WHAT YOU SHOULD DO
Reproduce the following records line for line, without any changes, covering all of them. Leave the pictures out of your answer.

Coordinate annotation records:
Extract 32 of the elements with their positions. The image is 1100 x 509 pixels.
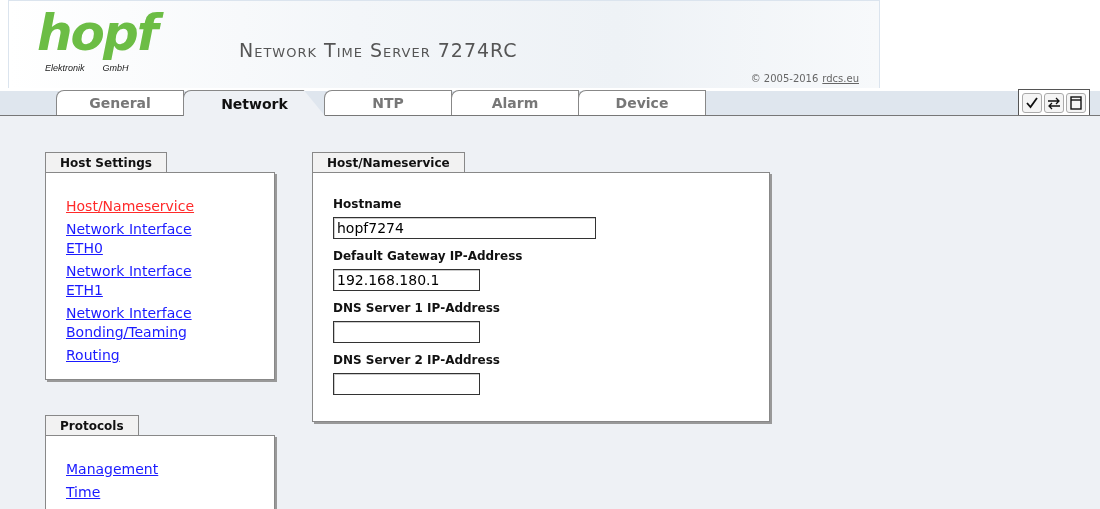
sidebar-link[interactable]: Network Interface ETH1 xyxy=(66,262,216,300)
product-title: Network Time Server 7274RC xyxy=(239,39,518,63)
field-label: DNS Server 1 IP-Address xyxy=(333,301,501,315)
field-label: Hostname xyxy=(333,197,403,211)
apply-button[interactable] xyxy=(1022,93,1042,113)
nav-tab[interactable]: Network xyxy=(183,90,325,116)
field-label: Default Gateway IP-Address xyxy=(333,249,524,263)
logo-subtitle: Elektronik xyxy=(45,63,85,73)
logo-subtitle: GmbH xyxy=(102,63,129,73)
field-label: DNS Server 2 IP-Address xyxy=(333,353,501,367)
input-field[interactable] xyxy=(333,373,480,395)
reload-button[interactable] xyxy=(1044,93,1064,113)
logo-text: hopf xyxy=(37,3,163,63)
swap-arrows-icon xyxy=(1047,96,1061,110)
nav-tab[interactable]: General xyxy=(56,90,184,115)
nav-tab[interactable]: NTP xyxy=(324,90,452,115)
page-icon xyxy=(1070,96,1082,110)
checkmark-icon xyxy=(1025,96,1039,110)
nav-tab[interactable]: Alarm xyxy=(451,90,579,115)
sidebar-link[interactable]: Routing xyxy=(66,346,216,365)
sidebar-link[interactable]: Network Interface ETH0 xyxy=(66,220,216,258)
copyright-text: © 2005-2016 xyxy=(750,73,819,84)
nav-tab[interactable]: Device xyxy=(578,90,706,115)
input-field[interactable]: hopf7274 xyxy=(333,217,596,239)
sidebar-link[interactable]: Time xyxy=(66,483,216,502)
save-button[interactable] xyxy=(1066,93,1086,113)
input-field[interactable]: 192.168.180.1 xyxy=(333,269,480,291)
sidebar-link[interactable]: Network Interface Bonding/Teaming xyxy=(66,304,216,342)
sidebar-link[interactable]: Management xyxy=(66,460,216,479)
sidebar-link[interactable]: Host/Nameservice xyxy=(66,197,216,216)
input-field[interactable] xyxy=(333,321,480,343)
copyright-link[interactable]: rdcs.eu xyxy=(822,73,859,84)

TASK SOLUTION
Extract 32 of the elements with their positions. The image is 1100 x 509 pixels.
sidebar-link[interactable]: Network Interface ETH1 xyxy=(66,262,216,300)
product-title: Network Time Server 7274RC xyxy=(239,39,518,63)
field-label: DNS Server 1 IP-Address xyxy=(333,301,501,315)
field-label: Hostname xyxy=(333,197,403,211)
apply-button[interactable] xyxy=(1022,93,1042,113)
nav-tab[interactable]: Network xyxy=(183,90,325,116)
field-label: Default Gateway IP-Address xyxy=(333,249,524,263)
logo-subtitle: Elektronik xyxy=(45,63,85,73)
logo-subtitle: GmbH xyxy=(102,63,129,73)
field-label: DNS Server 2 IP-Address xyxy=(333,353,501,367)
input-field[interactable] xyxy=(333,373,480,395)
reload-button[interactable] xyxy=(1044,93,1064,113)
logo-text: hopf xyxy=(37,3,163,63)
swap-arrows-icon xyxy=(1047,96,1061,110)
nav-tab[interactable]: General xyxy=(56,90,184,115)
nav-tab[interactable]: NTP xyxy=(324,90,452,115)
page-icon xyxy=(1070,96,1082,110)
checkmark-icon xyxy=(1025,96,1039,110)
nav-tab[interactable]: Alarm xyxy=(451,90,579,115)
sidebar-link[interactable]: Routing xyxy=(66,346,216,365)
sidebar-link[interactable]: Network Interface ETH0 xyxy=(66,220,216,258)
copyright-text: © 2005-2016 xyxy=(750,73,819,84)
nav-tab[interactable]: Device xyxy=(578,90,706,115)
input-field[interactable]: hopf7274 xyxy=(333,217,596,239)
sidebar-link[interactable]: Time xyxy=(66,483,216,502)
save-button[interactable] xyxy=(1066,93,1086,113)
input-field[interactable]: 192.168.180.1 xyxy=(333,269,480,291)
sidebar-link[interactable]: Network Interface Bonding/Teaming xyxy=(66,304,216,342)
sidebar-link[interactable]: Management xyxy=(66,460,216,479)
sidebar-link[interactable]: Host/Nameservice xyxy=(66,197,216,216)
input-field[interactable] xyxy=(333,321,480,343)
copyright-link[interactable]: rdcs.eu xyxy=(822,73,859,84)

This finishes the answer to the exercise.